INSTRUCTIONS FOR THE TASK | Copy all records verbatim.

--- DATASET RECORDS ---

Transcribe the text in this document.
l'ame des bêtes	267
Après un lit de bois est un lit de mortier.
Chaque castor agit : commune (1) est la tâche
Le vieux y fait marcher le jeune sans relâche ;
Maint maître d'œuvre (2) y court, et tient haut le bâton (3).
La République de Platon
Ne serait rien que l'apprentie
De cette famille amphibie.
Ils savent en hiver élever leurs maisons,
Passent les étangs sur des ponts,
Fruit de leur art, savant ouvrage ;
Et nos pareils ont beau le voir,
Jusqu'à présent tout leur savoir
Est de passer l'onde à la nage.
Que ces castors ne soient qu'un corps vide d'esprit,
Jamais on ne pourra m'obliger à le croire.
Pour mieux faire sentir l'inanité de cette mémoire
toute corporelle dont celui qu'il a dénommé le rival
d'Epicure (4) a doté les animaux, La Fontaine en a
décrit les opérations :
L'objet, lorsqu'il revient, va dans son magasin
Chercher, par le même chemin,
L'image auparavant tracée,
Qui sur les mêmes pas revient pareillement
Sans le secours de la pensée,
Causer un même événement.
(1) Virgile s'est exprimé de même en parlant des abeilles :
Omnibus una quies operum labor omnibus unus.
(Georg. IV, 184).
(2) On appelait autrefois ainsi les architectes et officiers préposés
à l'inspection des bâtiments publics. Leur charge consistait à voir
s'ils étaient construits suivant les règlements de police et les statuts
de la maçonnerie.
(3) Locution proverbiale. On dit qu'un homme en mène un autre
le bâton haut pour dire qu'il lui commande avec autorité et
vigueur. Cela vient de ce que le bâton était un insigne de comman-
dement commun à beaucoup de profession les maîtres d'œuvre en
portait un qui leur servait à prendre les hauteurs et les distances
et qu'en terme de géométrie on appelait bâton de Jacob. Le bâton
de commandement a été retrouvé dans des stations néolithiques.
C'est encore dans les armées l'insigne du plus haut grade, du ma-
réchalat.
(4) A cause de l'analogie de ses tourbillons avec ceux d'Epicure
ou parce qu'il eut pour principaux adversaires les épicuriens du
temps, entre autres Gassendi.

---

SOLUTION |
Transcribe the text in this document.
l'ame des bêtes	267
Après un lit de bois est un lit de mortier.
Chaque castor agit : commune (1) est la tâche
Le vieux y fait marcher le jeune sans relâche ;
Maint maître d'œuvre (2) y court, et tient haut le bâton (3).
La République de Platon
Ne serait rien que l'apprentie
De cette famille amphibie.
Ils savent en hiver élever leurs maisons,
Passent les étangs sur des ponts,
Fruit de leur art, savant ouvrage ;
Et nos pareils ont beau le voir,
Jusqu'à présent tout leur savoir
Est de passer l'onde à la nage.
Que ces castors ne soient qu'un corps vide d'esprit,
Jamais on ne pourra m'obliger à le croire.
Pour mieux faire sentir l'inanité de cette mémoire
toute corporelle dont celui qu'il a dénommé le rival
d'Epicure (4) a doté les animaux, La Fontaine en a
décrit les opérations :
L'objet, lorsqu'il revient, va dans son magasin
Chercher, par le même chemin,
L'image auparavant tracée,
Qui sur les mêmes pas revient pareillement
Sans le secours de la pensée,
Causer un même événement.
(1) Virgile s'est exprimé de même en parlant des abeilles :
Omnibus una quies operum labor omnibus unus.
(Georg. IV, 184).
(2) On appelait autrefois ainsi les architectes et officiers préposés
à l'inspection des bâtiments publics. Leur charge consistait à voir
s'ils étaient construits suivant les règlements de police et les statuts
de la maçonnerie.
(3) Locution proverbiale. On dit qu'un homme en mène un autre
le bâton haut pour dire qu'il lui commande avec autorité et
vigueur. Cela vient de ce que le bâton était un insigne de comman-
dement commun à beaucoup de profession les maîtres d'œuvre en
portait un qui leur servait à prendre les hauteurs et les distances
et qu'en terme de géométrie on appelait bâton de Jacob. Le bâton
de commandement a été retrouvé dans des stations néolithiques.
C'est encore dans les armées l'insigne du plus haut grade, du ma-
réchalat.
(4) A cause de l'analogie de ses tourbillons avec ceux d'Epicure
ou parce qu'il eut pour principaux adversaires les épicuriens du
temps, entre autres Gassendi.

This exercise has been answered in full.